*** INFORMATION SUPPLIED ***

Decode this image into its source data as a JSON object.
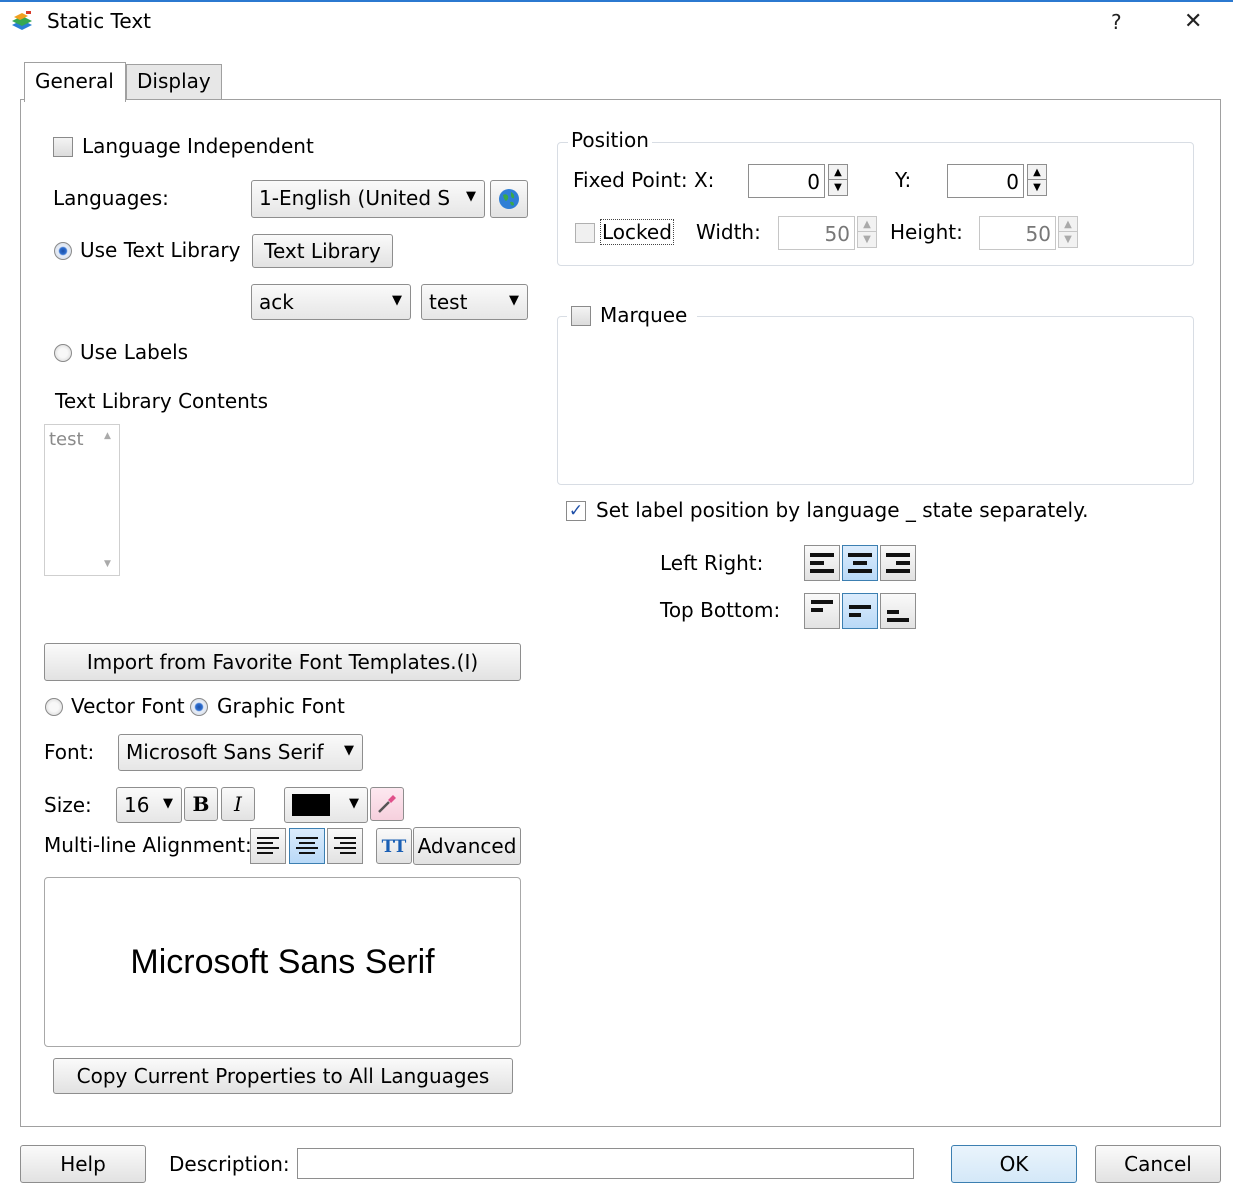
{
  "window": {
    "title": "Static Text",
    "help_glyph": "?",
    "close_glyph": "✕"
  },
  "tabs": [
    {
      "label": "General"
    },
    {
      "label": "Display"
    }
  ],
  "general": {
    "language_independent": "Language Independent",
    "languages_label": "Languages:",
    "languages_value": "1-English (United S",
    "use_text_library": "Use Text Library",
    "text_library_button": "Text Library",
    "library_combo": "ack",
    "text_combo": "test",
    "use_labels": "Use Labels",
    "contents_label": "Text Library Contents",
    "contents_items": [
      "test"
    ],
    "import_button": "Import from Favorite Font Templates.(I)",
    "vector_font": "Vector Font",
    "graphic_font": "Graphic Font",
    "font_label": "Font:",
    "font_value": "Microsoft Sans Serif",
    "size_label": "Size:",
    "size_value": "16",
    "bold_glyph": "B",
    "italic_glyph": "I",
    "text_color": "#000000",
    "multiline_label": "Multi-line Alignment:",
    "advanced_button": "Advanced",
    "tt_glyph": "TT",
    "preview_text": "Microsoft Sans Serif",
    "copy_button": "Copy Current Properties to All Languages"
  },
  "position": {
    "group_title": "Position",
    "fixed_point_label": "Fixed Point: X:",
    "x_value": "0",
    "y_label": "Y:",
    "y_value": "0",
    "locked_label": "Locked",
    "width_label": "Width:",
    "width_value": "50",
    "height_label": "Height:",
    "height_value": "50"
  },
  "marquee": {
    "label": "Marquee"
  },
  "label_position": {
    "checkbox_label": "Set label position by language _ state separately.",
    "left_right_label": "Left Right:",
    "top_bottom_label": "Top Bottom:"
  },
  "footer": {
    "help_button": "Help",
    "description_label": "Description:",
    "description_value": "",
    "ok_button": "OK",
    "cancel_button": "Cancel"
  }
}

***

*TASK STATEMENT:* Omit pictures; set down the rest of the material word for word.

*RESULT OF THIS EXERCISE:*
Decode this image into its source data as a JSON object.
{
  "window": {
    "title": "Static Text",
    "help_glyph": "?",
    "close_glyph": "✕"
  },
  "tabs": [
    {
      "label": "General"
    },
    {
      "label": "Display"
    }
  ],
  "general": {
    "language_independent": "Language Independent",
    "languages_label": "Languages:",
    "languages_value": "1-English (United S",
    "use_text_library": "Use Text Library",
    "text_library_button": "Text Library",
    "library_combo": "ack",
    "text_combo": "test",
    "use_labels": "Use Labels",
    "contents_label": "Text Library Contents",
    "contents_items": [
      "test"
    ],
    "import_button": "Import from Favorite Font Templates.(I)",
    "vector_font": "Vector Font",
    "graphic_font": "Graphic Font",
    "font_label": "Font:",
    "font_value": "Microsoft Sans Serif",
    "size_label": "Size:",
    "size_value": "16",
    "bold_glyph": "B",
    "italic_glyph": "I",
    "text_color": "#000000",
    "multiline_label": "Multi-line Alignment:",
    "advanced_button": "Advanced",
    "tt_glyph": "TT",
    "preview_text": "Microsoft Sans Serif",
    "copy_button": "Copy Current Properties to All Languages"
  },
  "position": {
    "group_title": "Position",
    "fixed_point_label": "Fixed Point: X:",
    "x_value": "0",
    "y_label": "Y:",
    "y_value": "0",
    "locked_label": "Locked",
    "width_label": "Width:",
    "width_value": "50",
    "height_label": "Height:",
    "height_value": "50"
  },
  "marquee": {
    "label": "Marquee"
  },
  "label_position": {
    "checkbox_label": "Set label position by language _ state separately.",
    "left_right_label": "Left Right:",
    "top_bottom_label": "Top Bottom:"
  },
  "footer": {
    "help_button": "Help",
    "description_label": "Description:",
    "description_value": "",
    "ok_button": "OK",
    "cancel_button": "Cancel"
  }
}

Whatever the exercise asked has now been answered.